* Begin EXERCISE MATERIAL *

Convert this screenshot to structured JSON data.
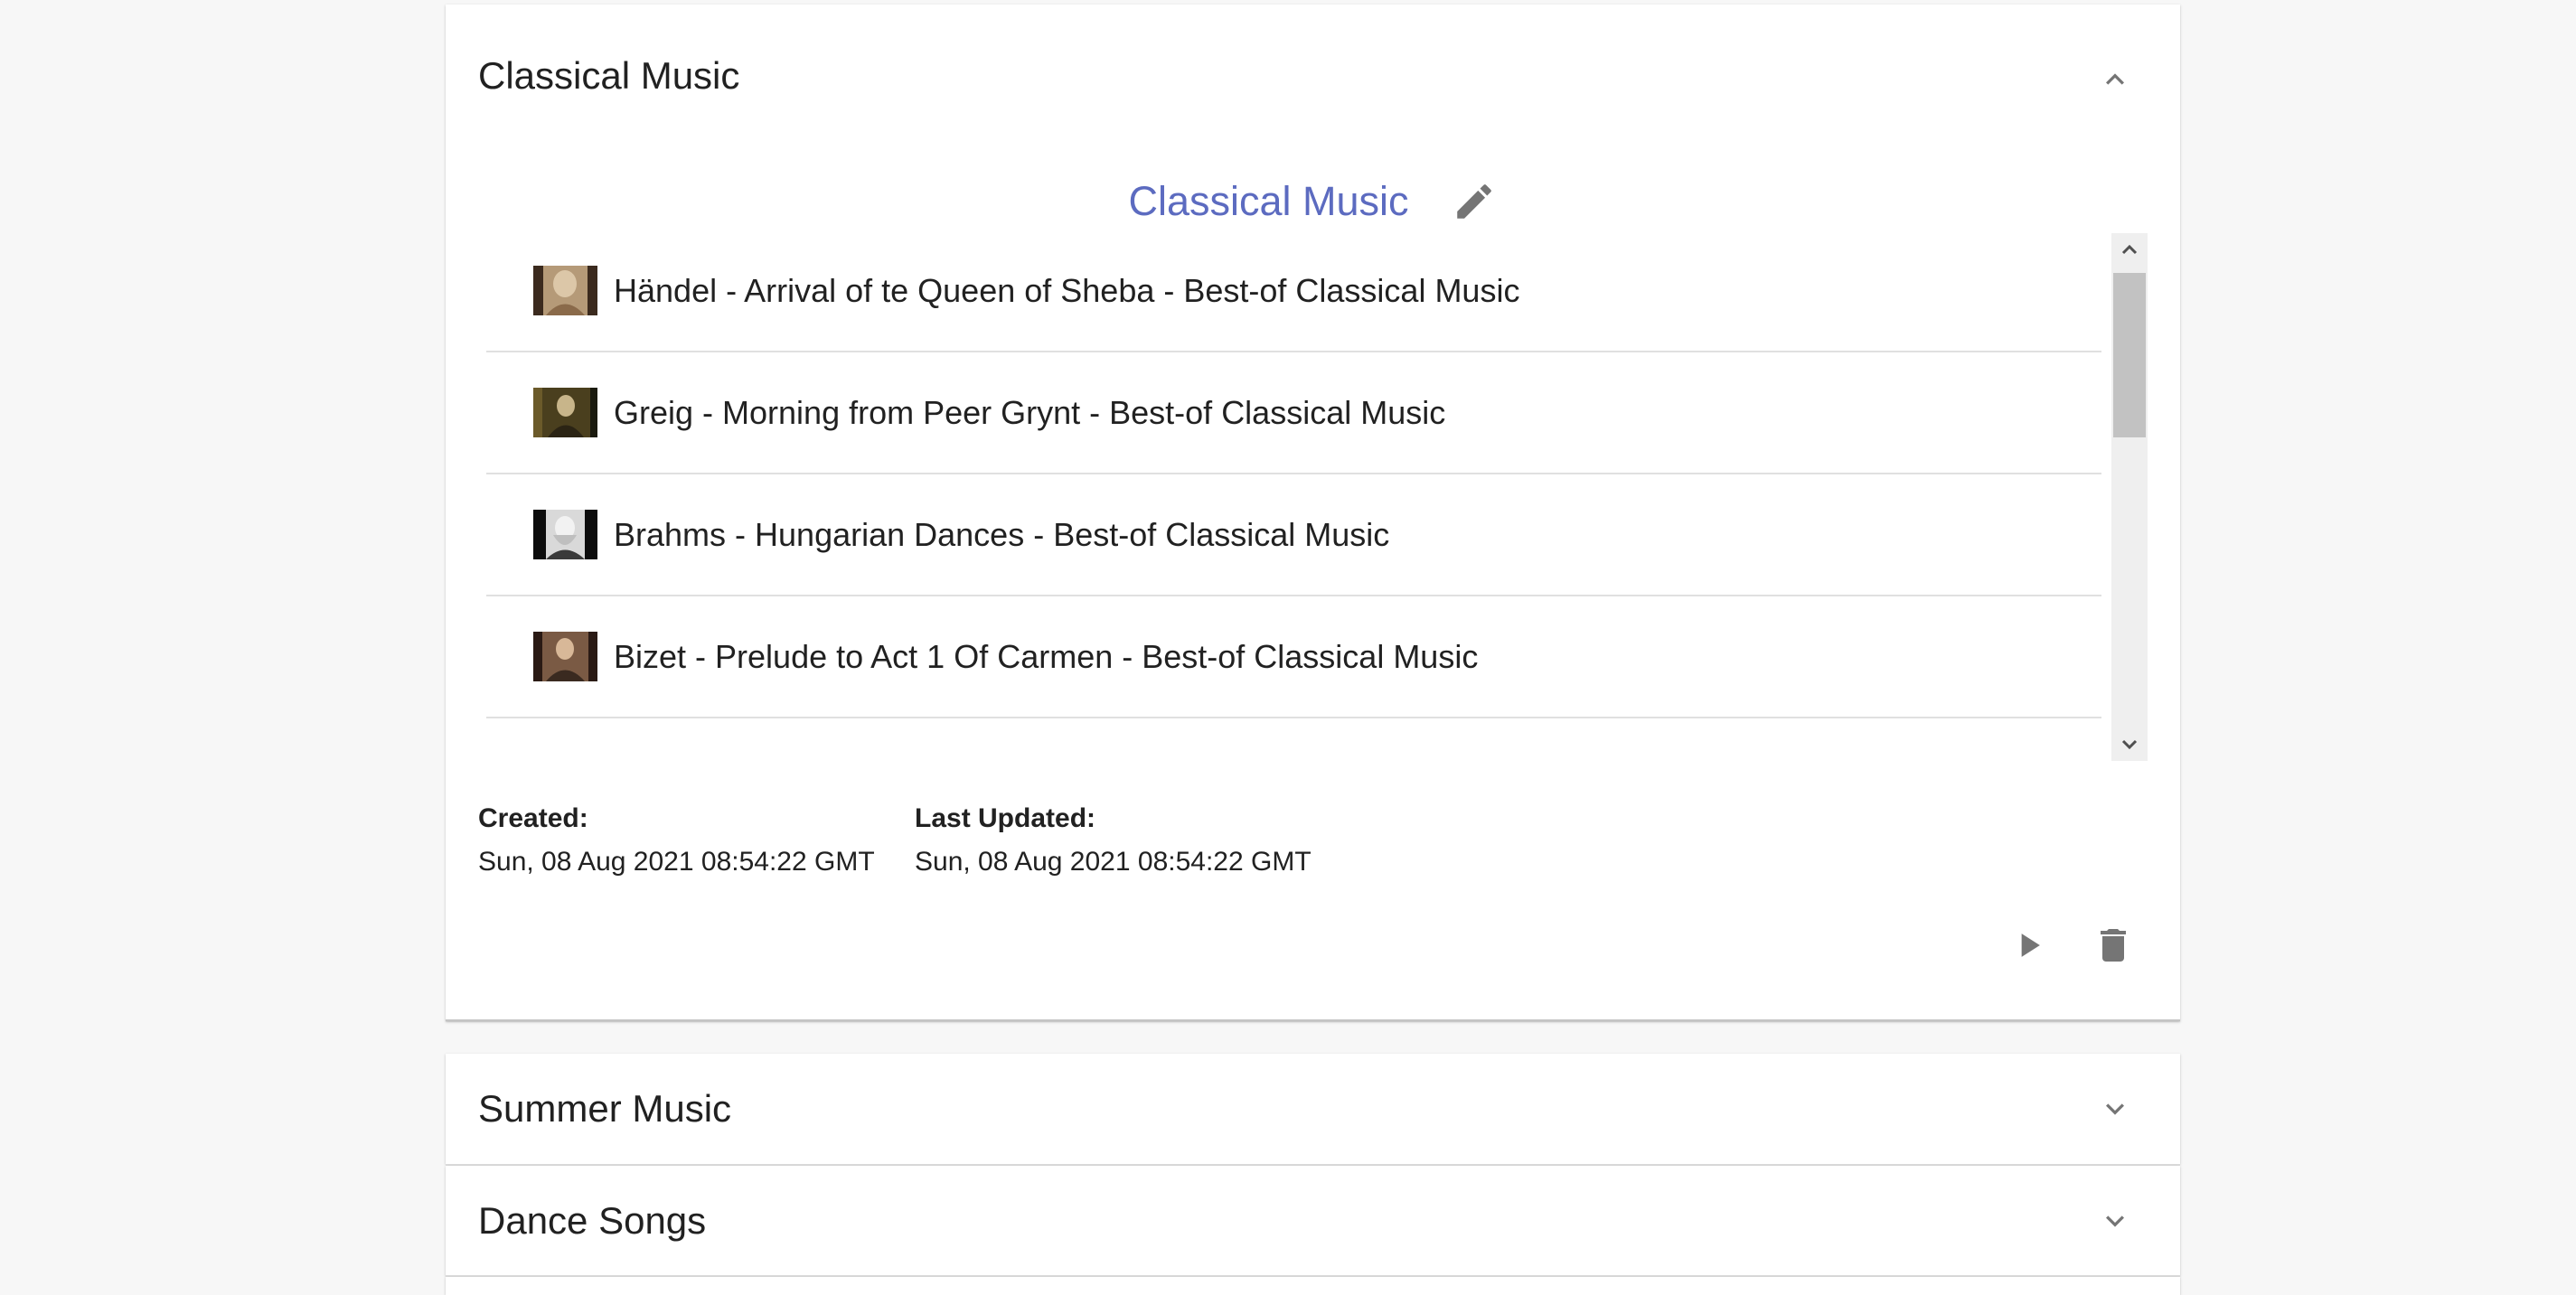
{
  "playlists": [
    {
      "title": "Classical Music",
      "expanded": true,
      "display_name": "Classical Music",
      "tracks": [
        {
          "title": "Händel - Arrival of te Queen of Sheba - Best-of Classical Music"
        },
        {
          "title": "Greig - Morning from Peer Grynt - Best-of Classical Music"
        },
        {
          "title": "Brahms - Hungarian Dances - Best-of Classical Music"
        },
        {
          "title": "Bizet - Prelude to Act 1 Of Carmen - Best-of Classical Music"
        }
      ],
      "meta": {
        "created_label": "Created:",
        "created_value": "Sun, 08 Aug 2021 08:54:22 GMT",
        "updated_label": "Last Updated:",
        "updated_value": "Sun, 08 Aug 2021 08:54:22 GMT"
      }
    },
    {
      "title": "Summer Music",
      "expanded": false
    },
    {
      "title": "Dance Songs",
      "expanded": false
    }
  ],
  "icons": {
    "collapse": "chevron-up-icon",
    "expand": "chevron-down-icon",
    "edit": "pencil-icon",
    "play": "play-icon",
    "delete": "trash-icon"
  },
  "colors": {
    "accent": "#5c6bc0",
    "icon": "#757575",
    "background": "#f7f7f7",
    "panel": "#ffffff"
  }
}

* End EXERCISE MATERIAL *
* Begin EXERCISE MATERIAL *

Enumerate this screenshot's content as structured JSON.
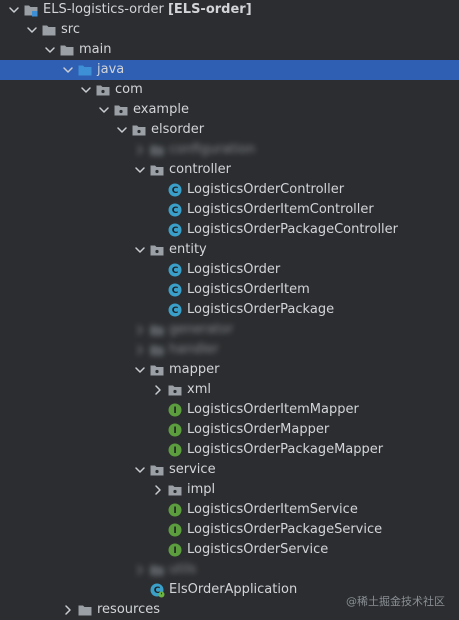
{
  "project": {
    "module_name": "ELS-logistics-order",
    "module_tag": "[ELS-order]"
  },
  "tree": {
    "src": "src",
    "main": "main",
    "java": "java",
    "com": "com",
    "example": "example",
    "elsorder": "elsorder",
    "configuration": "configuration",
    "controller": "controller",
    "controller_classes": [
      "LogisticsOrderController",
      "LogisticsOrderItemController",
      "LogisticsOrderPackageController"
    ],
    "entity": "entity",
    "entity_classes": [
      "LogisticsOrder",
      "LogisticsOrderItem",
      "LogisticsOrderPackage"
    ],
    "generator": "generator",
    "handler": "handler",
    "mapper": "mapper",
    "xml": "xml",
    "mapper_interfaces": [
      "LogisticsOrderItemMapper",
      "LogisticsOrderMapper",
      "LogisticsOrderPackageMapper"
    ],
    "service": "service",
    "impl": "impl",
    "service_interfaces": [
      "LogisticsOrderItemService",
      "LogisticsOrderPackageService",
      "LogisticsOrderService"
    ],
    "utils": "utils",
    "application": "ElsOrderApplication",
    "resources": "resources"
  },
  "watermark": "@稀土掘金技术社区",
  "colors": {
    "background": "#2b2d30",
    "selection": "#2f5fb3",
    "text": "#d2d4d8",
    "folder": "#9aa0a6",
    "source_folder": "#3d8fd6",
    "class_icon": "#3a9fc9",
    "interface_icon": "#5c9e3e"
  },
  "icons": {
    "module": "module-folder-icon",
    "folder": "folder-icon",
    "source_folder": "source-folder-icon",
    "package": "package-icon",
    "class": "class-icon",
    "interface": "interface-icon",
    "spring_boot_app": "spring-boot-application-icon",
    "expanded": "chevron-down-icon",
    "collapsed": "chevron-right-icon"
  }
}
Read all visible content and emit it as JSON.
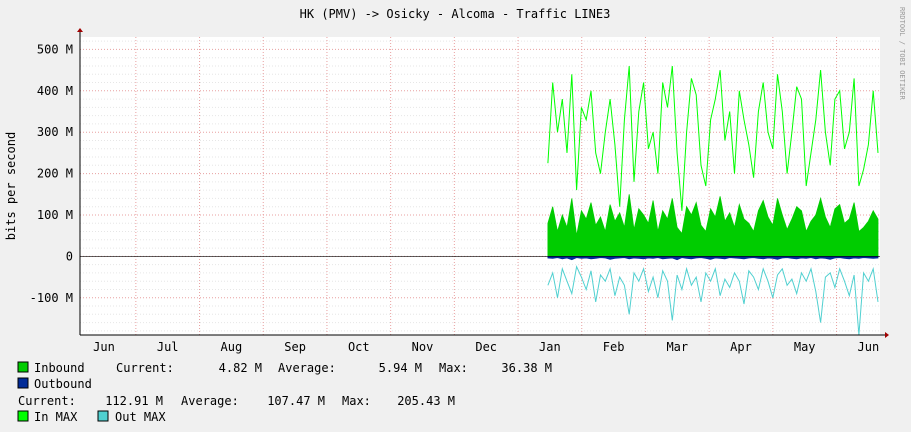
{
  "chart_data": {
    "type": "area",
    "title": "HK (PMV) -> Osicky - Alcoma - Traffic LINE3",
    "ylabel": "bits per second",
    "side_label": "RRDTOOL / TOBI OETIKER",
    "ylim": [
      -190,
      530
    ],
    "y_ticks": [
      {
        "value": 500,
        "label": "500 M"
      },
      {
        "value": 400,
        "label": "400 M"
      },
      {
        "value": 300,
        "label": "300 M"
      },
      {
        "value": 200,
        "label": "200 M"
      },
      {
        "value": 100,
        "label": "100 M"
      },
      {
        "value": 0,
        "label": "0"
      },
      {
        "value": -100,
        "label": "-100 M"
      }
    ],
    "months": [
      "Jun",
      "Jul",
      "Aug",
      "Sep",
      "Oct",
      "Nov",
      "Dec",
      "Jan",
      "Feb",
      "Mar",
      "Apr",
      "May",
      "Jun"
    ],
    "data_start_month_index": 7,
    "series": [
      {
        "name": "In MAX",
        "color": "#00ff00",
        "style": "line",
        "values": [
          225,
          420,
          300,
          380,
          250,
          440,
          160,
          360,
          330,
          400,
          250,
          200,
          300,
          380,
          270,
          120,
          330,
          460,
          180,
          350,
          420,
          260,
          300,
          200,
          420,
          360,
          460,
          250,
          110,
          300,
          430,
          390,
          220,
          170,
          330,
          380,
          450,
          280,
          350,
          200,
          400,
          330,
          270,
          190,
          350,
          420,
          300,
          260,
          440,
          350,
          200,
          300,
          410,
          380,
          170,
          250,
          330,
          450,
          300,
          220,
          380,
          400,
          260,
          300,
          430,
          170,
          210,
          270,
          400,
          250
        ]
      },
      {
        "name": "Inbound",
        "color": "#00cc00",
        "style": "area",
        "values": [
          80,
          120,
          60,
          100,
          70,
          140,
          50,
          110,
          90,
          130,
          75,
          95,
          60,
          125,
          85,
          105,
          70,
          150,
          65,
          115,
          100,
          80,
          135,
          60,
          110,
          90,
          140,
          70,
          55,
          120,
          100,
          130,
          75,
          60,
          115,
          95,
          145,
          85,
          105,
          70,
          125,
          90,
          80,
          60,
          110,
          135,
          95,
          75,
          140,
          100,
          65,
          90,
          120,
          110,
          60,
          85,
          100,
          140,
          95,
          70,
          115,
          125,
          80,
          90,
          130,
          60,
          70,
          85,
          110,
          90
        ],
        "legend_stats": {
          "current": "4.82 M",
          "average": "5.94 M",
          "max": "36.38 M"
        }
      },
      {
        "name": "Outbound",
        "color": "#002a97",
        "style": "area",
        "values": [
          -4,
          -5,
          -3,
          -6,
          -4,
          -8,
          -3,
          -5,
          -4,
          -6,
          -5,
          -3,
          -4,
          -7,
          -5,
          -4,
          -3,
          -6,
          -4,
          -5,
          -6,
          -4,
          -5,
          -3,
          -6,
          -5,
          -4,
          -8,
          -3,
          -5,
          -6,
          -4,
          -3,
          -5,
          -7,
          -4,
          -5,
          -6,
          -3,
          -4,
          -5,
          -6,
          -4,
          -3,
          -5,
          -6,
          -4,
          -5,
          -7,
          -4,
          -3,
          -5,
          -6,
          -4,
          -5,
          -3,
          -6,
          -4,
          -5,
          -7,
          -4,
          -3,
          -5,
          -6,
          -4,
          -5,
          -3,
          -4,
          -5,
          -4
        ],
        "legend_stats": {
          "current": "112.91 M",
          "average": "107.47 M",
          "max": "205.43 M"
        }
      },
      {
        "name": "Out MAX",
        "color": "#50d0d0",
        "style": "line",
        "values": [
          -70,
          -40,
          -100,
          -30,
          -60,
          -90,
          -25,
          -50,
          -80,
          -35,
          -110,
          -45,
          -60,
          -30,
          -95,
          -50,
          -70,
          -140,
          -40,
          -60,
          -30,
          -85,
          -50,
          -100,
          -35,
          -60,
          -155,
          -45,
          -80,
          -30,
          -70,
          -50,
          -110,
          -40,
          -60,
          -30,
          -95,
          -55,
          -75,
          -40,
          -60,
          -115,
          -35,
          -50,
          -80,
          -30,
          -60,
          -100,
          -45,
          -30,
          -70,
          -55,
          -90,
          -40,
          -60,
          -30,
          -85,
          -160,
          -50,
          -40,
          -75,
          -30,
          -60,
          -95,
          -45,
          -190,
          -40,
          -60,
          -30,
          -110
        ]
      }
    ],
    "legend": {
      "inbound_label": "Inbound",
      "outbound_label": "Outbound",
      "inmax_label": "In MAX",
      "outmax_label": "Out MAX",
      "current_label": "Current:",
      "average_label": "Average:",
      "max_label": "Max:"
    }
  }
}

* End EXERCISE MATERIAL *

#### [WRITTEN PROBLEM]
What is the number of lines holding the word "down"? State it alone.

#### [SOLUTION BELOW]
2